[Aim of the exercise]
Leave out the pictures and copy the remaining records exactly.

>> START

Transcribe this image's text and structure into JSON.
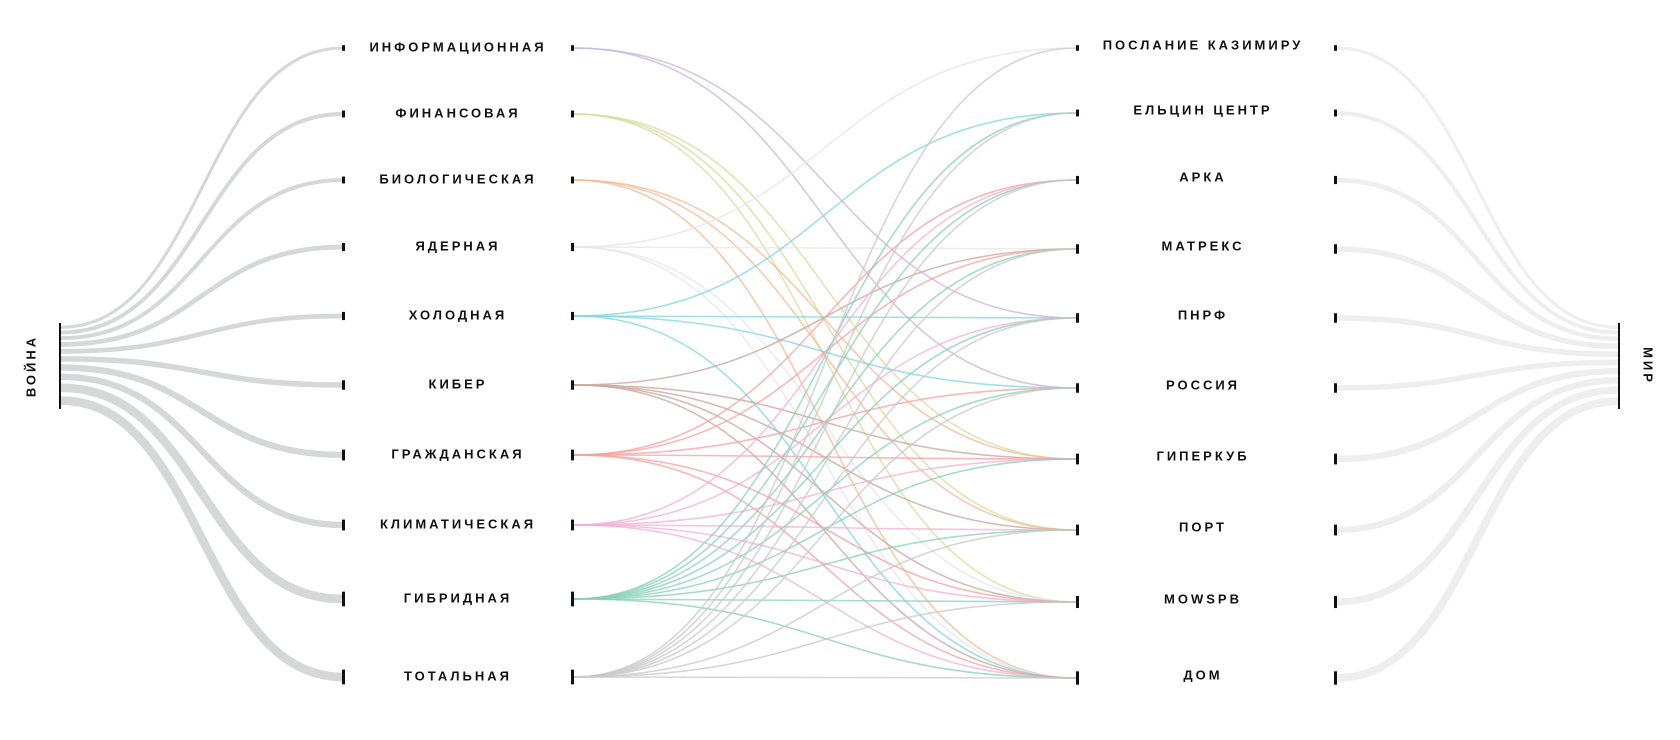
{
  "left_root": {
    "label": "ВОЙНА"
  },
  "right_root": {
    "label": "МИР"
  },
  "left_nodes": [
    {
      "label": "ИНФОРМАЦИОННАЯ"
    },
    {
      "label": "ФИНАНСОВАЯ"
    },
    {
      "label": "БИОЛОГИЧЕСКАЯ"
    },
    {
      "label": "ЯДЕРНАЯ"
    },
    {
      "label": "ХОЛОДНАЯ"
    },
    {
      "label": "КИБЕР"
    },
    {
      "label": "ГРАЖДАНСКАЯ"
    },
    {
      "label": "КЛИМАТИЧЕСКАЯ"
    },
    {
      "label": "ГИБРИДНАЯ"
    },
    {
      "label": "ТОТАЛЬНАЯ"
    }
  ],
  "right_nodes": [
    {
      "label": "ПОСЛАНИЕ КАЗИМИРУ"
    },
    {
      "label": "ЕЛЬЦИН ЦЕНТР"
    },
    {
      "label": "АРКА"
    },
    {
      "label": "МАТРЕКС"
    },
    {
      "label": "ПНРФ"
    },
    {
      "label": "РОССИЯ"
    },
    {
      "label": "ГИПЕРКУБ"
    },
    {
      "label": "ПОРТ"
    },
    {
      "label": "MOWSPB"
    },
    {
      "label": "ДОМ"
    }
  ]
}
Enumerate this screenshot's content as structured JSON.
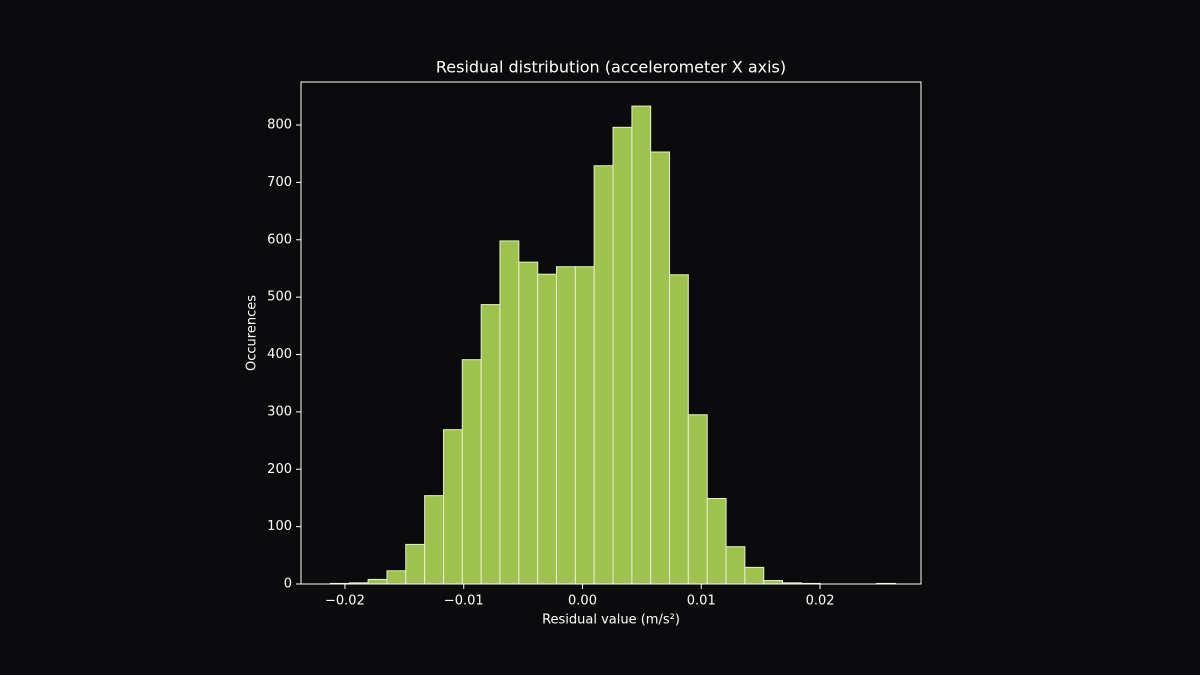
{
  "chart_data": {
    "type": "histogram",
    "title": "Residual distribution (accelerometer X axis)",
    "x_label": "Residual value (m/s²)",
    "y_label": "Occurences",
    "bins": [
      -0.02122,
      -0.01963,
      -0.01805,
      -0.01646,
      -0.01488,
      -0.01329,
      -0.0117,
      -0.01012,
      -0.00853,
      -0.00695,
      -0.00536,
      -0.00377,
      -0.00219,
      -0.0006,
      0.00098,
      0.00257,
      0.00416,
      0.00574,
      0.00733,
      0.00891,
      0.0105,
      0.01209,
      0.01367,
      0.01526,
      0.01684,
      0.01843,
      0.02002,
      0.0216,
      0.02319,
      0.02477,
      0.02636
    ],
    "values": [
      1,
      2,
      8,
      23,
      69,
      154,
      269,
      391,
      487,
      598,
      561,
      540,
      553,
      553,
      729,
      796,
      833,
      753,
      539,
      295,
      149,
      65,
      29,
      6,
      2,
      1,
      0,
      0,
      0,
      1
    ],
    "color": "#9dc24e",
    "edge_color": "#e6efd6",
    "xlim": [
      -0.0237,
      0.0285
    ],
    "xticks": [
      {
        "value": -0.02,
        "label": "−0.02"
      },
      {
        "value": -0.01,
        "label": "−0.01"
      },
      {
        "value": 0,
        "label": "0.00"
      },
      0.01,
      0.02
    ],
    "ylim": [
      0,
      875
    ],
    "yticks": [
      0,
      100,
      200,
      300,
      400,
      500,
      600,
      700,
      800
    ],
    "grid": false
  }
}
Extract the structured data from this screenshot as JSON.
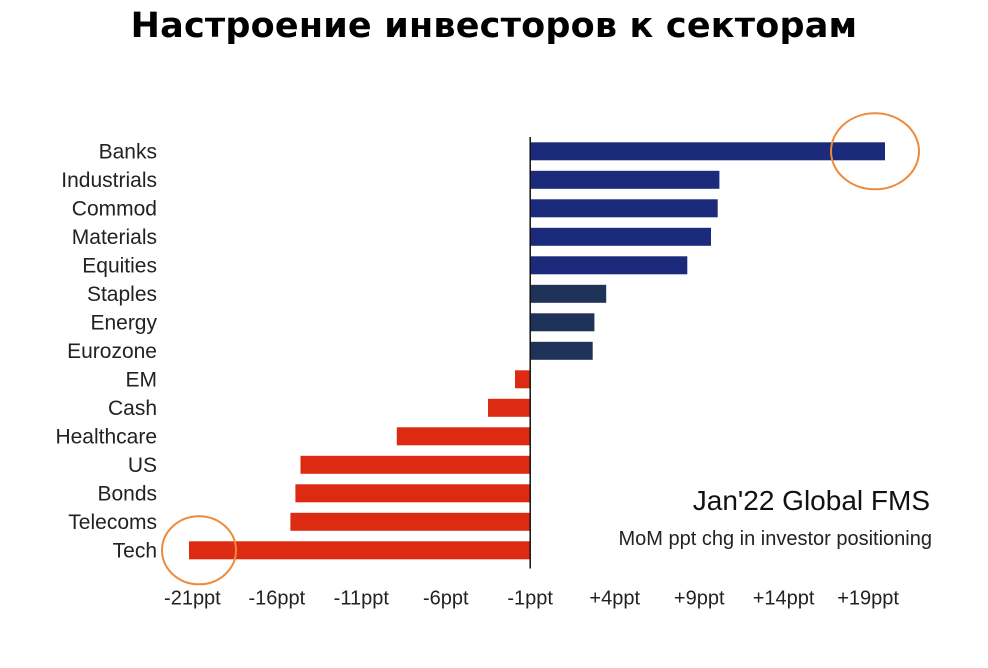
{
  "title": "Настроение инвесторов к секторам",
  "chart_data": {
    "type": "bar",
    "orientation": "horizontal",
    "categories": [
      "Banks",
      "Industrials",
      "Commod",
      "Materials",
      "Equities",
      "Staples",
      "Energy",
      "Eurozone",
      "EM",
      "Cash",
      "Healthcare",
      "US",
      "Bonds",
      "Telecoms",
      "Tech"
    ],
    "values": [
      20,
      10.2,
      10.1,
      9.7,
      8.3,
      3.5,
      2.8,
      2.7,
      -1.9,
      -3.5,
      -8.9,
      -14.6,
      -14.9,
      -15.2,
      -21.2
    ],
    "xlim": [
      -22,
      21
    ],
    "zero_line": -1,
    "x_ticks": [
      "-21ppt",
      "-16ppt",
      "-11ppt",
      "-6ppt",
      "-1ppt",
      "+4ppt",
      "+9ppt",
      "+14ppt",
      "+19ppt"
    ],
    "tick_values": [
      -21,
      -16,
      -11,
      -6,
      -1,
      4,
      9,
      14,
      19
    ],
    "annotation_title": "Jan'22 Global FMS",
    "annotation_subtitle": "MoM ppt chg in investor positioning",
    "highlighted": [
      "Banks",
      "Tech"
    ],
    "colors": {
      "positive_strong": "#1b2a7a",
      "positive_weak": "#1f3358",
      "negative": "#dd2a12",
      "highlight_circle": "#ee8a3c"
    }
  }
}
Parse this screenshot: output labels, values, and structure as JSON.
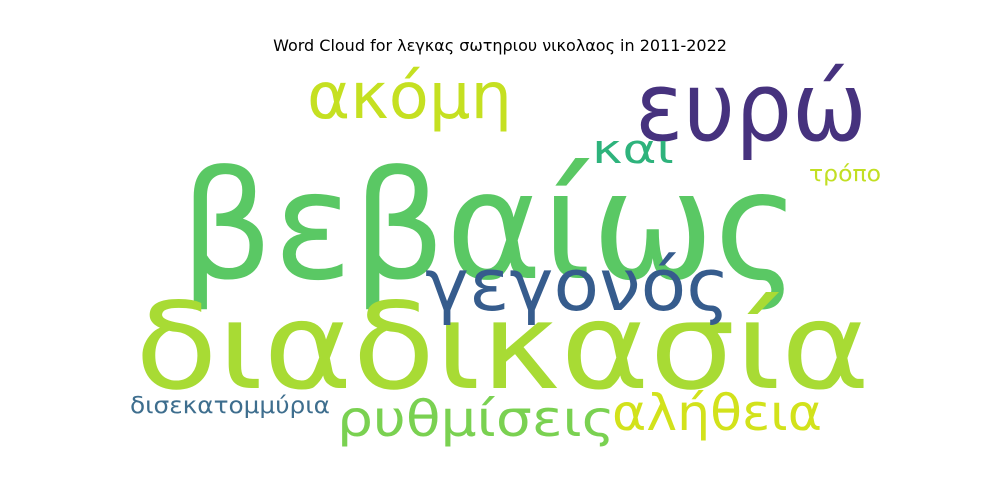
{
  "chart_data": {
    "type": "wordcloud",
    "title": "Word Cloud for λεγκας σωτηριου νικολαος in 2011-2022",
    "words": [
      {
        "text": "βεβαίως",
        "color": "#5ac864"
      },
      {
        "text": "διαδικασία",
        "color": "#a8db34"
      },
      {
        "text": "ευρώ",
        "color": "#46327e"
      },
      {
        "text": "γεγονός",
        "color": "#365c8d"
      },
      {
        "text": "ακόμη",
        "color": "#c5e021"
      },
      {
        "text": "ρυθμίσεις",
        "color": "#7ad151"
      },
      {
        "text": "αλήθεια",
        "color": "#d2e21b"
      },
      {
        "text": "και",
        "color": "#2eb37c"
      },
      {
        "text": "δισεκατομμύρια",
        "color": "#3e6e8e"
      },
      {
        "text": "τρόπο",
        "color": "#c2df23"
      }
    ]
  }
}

>> END

[Answer to the task]
Transcribe this image's text and structure into JSON.
{
  "left_root": {
    "label": "ВОЙНА"
  },
  "right_root": {
    "label": "МИР"
  },
  "left_nodes": [
    {
      "label": "ИНФОРМАЦИОННАЯ"
    },
    {
      "label": "ФИНАНСОВАЯ"
    },
    {
      "label": "БИОЛОГИЧЕСКАЯ"
    },
    {
      "label": "ЯДЕРНАЯ"
    },
    {
      "label": "ХОЛОДНАЯ"
    },
    {
      "label": "КИБЕР"
    },
    {
      "label": "ГРАЖДАНСКАЯ"
    },
    {
      "label": "КЛИМАТИЧЕСКАЯ"
    },
    {
      "label": "ГИБРИДНАЯ"
    },
    {
      "label": "ТОТАЛЬНАЯ"
    }
  ],
  "right_nodes": [
    {
      "label": "ПОСЛАНИЕ КАЗИМИРУ"
    },
    {
      "label": "ЕЛЬЦИН ЦЕНТР"
    },
    {
      "label": "АРКА"
    },
    {
      "label": "МАТРЕКС"
    },
    {
      "label": "ПНРФ"
    },
    {
      "label": "РОССИЯ"
    },
    {
      "label": "ГИПЕРКУБ"
    },
    {
      "label": "ПОРТ"
    },
    {
      "label": "MOWSPB"
    },
    {
      "label": "ДОМ"
    }
  ]
}
Enumerate this screenshot's content as structured JSON.
{
  "chart_data": {
    "type": "histogram",
    "title": "Residual distribution (accelerometer X axis)",
    "x_label": "Residual value (m/s²)",
    "y_label": "Occurences",
    "bins": [
      -0.02122,
      -0.01963,
      -0.01805,
      -0.01646,
      -0.01488,
      -0.01329,
      -0.0117,
      -0.01012,
      -0.00853,
      -0.00695,
      -0.00536,
      -0.00377,
      -0.00219,
      -0.0006,
      0.00098,
      0.00257,
      0.00416,
      0.00574,
      0.00733,
      0.00891,
      0.0105,
      0.01209,
      0.01367,
      0.01526,
      0.01684,
      0.01843,
      0.02002,
      0.0216,
      0.02319,
      0.02477,
      0.02636
    ],
    "values": [
      1,
      2,
      8,
      23,
      69,
      154,
      269,
      391,
      487,
      598,
      561,
      540,
      553,
      553,
      729,
      796,
      833,
      753,
      539,
      295,
      149,
      65,
      29,
      6,
      2,
      1,
      0,
      0,
      0,
      1
    ],
    "color": "#9dc24e",
    "edge_color": "#e6efd6",
    "xlim": [
      -0.0237,
      0.0285
    ],
    "xticks": [
      {
        "value": -0.02,
        "label": "−0.02"
      },
      {
        "value": -0.01,
        "label": "−0.01"
      },
      {
        "value": 0,
        "label": "0.00"
      },
      0.01,
      0.02
    ],
    "ylim": [
      0,
      875
    ],
    "yticks": [
      0,
      100,
      200,
      300,
      400,
      500,
      600,
      700,
      800
    ],
    "grid": false
  }
}
Extract the structured data from this screenshot as JSON.
{
  "title": "Настроение инвесторов к секторам",
  "chart_data": {
    "type": "bar",
    "orientation": "horizontal",
    "categories": [
      "Banks",
      "Industrials",
      "Commod",
      "Materials",
      "Equities",
      "Staples",
      "Energy",
      "Eurozone",
      "EM",
      "Cash",
      "Healthcare",
      "US",
      "Bonds",
      "Telecoms",
      "Tech"
    ],
    "values": [
      20,
      10.2,
      10.1,
      9.7,
      8.3,
      3.5,
      2.8,
      2.7,
      -1.9,
      -3.5,
      -8.9,
      -14.6,
      -14.9,
      -15.2,
      -21.2
    ],
    "xlim": [
      -22,
      21
    ],
    "zero_line": -1,
    "x_ticks": [
      "-21ppt",
      "-16ppt",
      "-11ppt",
      "-6ppt",
      "-1ppt",
      "+4ppt",
      "+9ppt",
      "+14ppt",
      "+19ppt"
    ],
    "tick_values": [
      -21,
      -16,
      -11,
      -6,
      -1,
      4,
      9,
      14,
      19
    ],
    "annotation_title": "Jan'22 Global FMS",
    "annotation_subtitle": "MoM ppt chg in investor positioning",
    "highlighted": [
      "Banks",
      "Tech"
    ],
    "colors": {
      "positive_strong": "#1b2a7a",
      "positive_weak": "#1f3358",
      "negative": "#dd2a12",
      "highlight_circle": "#ee8a3c"
    }
  }
}
Parse this screenshot: output labels, values, and structure as JSON.
{
  "chart_data": {
    "type": "wordcloud",
    "title": "Word Cloud for λεγκας σωτηριου νικολαος in 2011-2022",
    "words": [
      {
        "text": "βεβαίως",
        "color": "#5ac864"
      },
      {
        "text": "διαδικασία",
        "color": "#a8db34"
      },
      {
        "text": "ευρώ",
        "color": "#46327e"
      },
      {
        "text": "γεγονός",
        "color": "#365c8d"
      },
      {
        "text": "ακόμη",
        "color": "#c5e021"
      },
      {
        "text": "ρυθμίσεις",
        "color": "#7ad151"
      },
      {
        "text": "αλήθεια",
        "color": "#d2e21b"
      },
      {
        "text": "και",
        "color": "#2eb37c"
      },
      {
        "text": "δισεκατομμύρια",
        "color": "#3e6e8e"
      },
      {
        "text": "τρόπο",
        "color": "#c2df23"
      }
    ]
  }
}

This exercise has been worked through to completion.